_SET PROBLEM_
Make an exact copy of the entries below with the pictures removed.

_DATA PROVIDED_
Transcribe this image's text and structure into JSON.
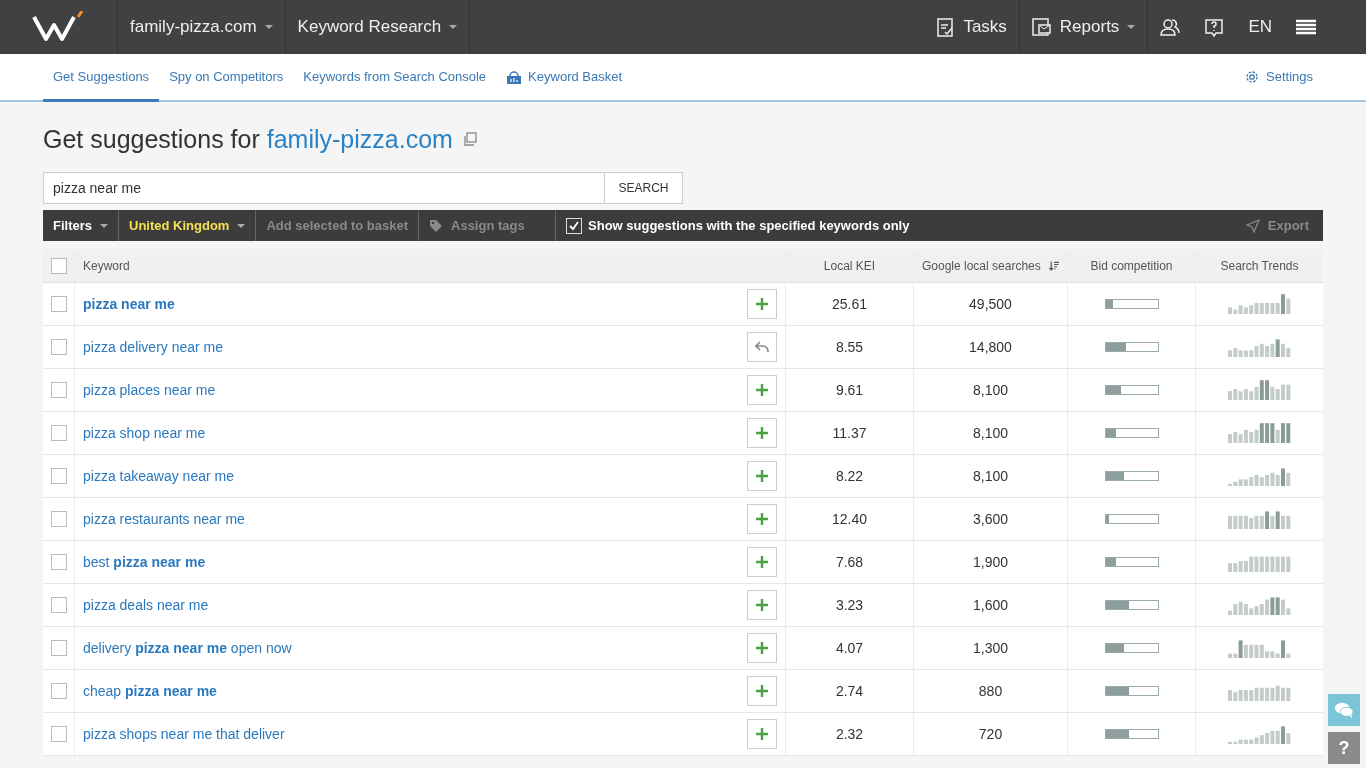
{
  "topbar": {
    "project": "family-pizza.com",
    "module": "Keyword Research",
    "tasks": "Tasks",
    "reports": "Reports",
    "language": "EN"
  },
  "subnav": {
    "tabs": [
      {
        "label": "Get Suggestions",
        "selected": true,
        "kind": "plain"
      },
      {
        "label": "Spy on Competitors",
        "selected": false,
        "kind": "plain"
      },
      {
        "label": "Keywords from Search Console",
        "selected": false,
        "kind": "plain"
      },
      {
        "label": "Keyword Basket",
        "selected": false,
        "kind": "basket"
      }
    ],
    "settings": "Settings"
  },
  "heading": {
    "prefix": "Get suggestions for",
    "domain": "family-pizza.com"
  },
  "search": {
    "value": "pizza near me",
    "button": "SEARCH"
  },
  "toolbar": {
    "filters": "Filters",
    "country": "United Kingdom",
    "add_to_basket": "Add selected to basket",
    "assign_tags": "Assign tags",
    "only_specified": {
      "label": "Show suggestions with the specified keywords only",
      "checked": true
    },
    "export": "Export"
  },
  "table": {
    "select_all_checked": false,
    "columns": [
      "Keyword",
      "Local KEI",
      "Google local searches",
      "Bid competition",
      "Search Trends"
    ],
    "rows": [
      {
        "keyword": "**pizza near me**",
        "checked": false,
        "kind": "add",
        "kei": "25.61",
        "searches": "49,500",
        "level": 0.15
      },
      {
        "keyword": "pizza delivery near me",
        "checked": false,
        "kind": "undo",
        "kei": "8.55",
        "searches": "14,800",
        "level": 0.4
      },
      {
        "keyword": "pizza places near me",
        "checked": false,
        "kind": "add",
        "kei": "9.61",
        "searches": "8,100",
        "level": 0.3
      },
      {
        "keyword": "pizza shop near me",
        "checked": false,
        "kind": "add",
        "kei": "11.37",
        "searches": "8,100",
        "level": 0.2
      },
      {
        "keyword": "pizza takeaway near me",
        "checked": false,
        "kind": "add",
        "kei": "8.22",
        "searches": "8,100",
        "level": 0.35
      },
      {
        "keyword": "pizza restaurants near me",
        "checked": false,
        "kind": "add",
        "kei": "12.40",
        "searches": "3,600",
        "level": 0.07
      },
      {
        "keyword": "best **pizza near me**",
        "checked": false,
        "kind": "add",
        "kei": "7.68",
        "searches": "1,900",
        "level": 0.2
      },
      {
        "keyword": "pizza deals near me",
        "checked": false,
        "kind": "add",
        "kei": "3.23",
        "searches": "1,600",
        "level": 0.45
      },
      {
        "keyword": "delivery **pizza near me** open now",
        "checked": false,
        "kind": "add",
        "kei": "4.07",
        "searches": "1,300",
        "level": 0.35
      },
      {
        "keyword": "cheap **pizza near me**",
        "checked": false,
        "kind": "add",
        "kei": "2.74",
        "searches": "880",
        "level": 0.45
      },
      {
        "keyword": "pizza shops near me that deliver",
        "checked": false,
        "kind": "add",
        "kei": "2.32",
        "searches": "720",
        "level": 0.45
      }
    ]
  },
  "help_widget": {
    "help": "?"
  }
}
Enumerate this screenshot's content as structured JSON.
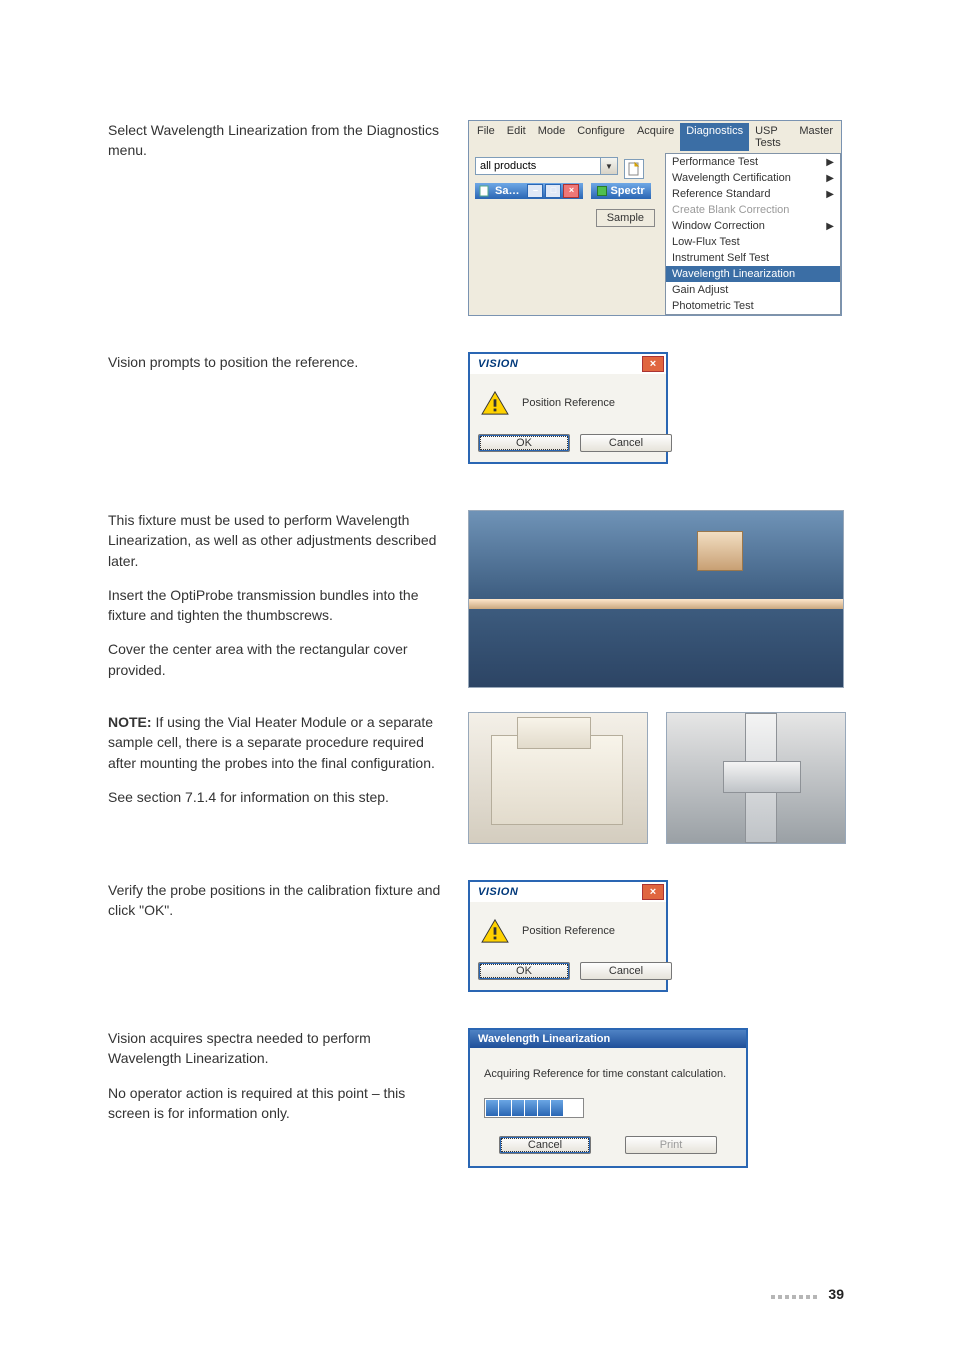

_ANSWER IN FULL_
Transcribe this image's text and structure into JSON.
{
  "topbar": {
    "project": "family-pizza.com",
    "module": "Keyword Research",
    "tasks": "Tasks",
    "reports": "Reports",
    "language": "EN"
  },
  "subnav": {
    "tabs": [
      {
        "label": "Get Suggestions",
        "selected": true,
        "kind": "plain"
      },
      {
        "label": "Spy on Competitors",
        "selected": false,
        "kind": "plain"
      },
      {
        "label": "Keywords from Search Console",
        "selected": false,
        "kind": "plain"
      },
      {
        "label": "Keyword Basket",
        "selected": false,
        "kind": "basket"
      }
    ],
    "settings": "Settings"
  },
  "heading": {
    "prefix": "Get suggestions for",
    "domain": "family-pizza.com"
  },
  "search": {
    "value": "pizza near me",
    "button": "SEARCH"
  },
  "toolbar": {
    "filters": "Filters",
    "country": "United Kingdom",
    "add_to_basket": "Add selected to basket",
    "assign_tags": "Assign tags",
    "only_specified": {
      "label": "Show suggestions with the specified keywords only",
      "checked": true
    },
    "export": "Export"
  },
  "table": {
    "select_all_checked": false,
    "columns": [
      "Keyword",
      "Local KEI",
      "Google local searches",
      "Bid competition",
      "Search Trends"
    ],
    "rows": [
      {
        "keyword": "**pizza near me**",
        "checked": false,
        "kind": "add",
        "kei": "25.61",
        "searches": "49,500",
        "level": 0.15
      },
      {
        "keyword": "pizza delivery near me",
        "checked": false,
        "kind": "undo",
        "kei": "8.55",
        "searches": "14,800",
        "level": 0.4
      },
      {
        "keyword": "pizza places near me",
        "checked": false,
        "kind": "add",
        "kei": "9.61",
        "searches": "8,100",
        "level": 0.3
      },
      {
        "keyword": "pizza shop near me",
        "checked": false,
        "kind": "add",
        "kei": "11.37",
        "searches": "8,100",
        "level": 0.2
      },
      {
        "keyword": "pizza takeaway near me",
        "checked": false,
        "kind": "add",
        "kei": "8.22",
        "searches": "8,100",
        "level": 0.35
      },
      {
        "keyword": "pizza restaurants near me",
        "checked": false,
        "kind": "add",
        "kei": "12.40",
        "searches": "3,600",
        "level": 0.07
      },
      {
        "keyword": "best **pizza near me**",
        "checked": false,
        "kind": "add",
        "kei": "7.68",
        "searches": "1,900",
        "level": 0.2
      },
      {
        "keyword": "pizza deals near me",
        "checked": false,
        "kind": "add",
        "kei": "3.23",
        "searches": "1,600",
        "level": 0.45
      },
      {
        "keyword": "delivery **pizza near me** open now",
        "checked": false,
        "kind": "add",
        "kei": "4.07",
        "searches": "1,300",
        "level": 0.35
      },
      {
        "keyword": "cheap **pizza near me**",
        "checked": false,
        "kind": "add",
        "kei": "2.74",
        "searches": "880",
        "level": 0.45
      },
      {
        "keyword": "pizza shops near me that deliver",
        "checked": false,
        "kind": "add",
        "kei": "2.32",
        "searches": "720",
        "level": 0.45
      }
    ]
  },
  "help_widget": {
    "help": "?"
  }
}
Enumerate this screenshot's content as structured JSON.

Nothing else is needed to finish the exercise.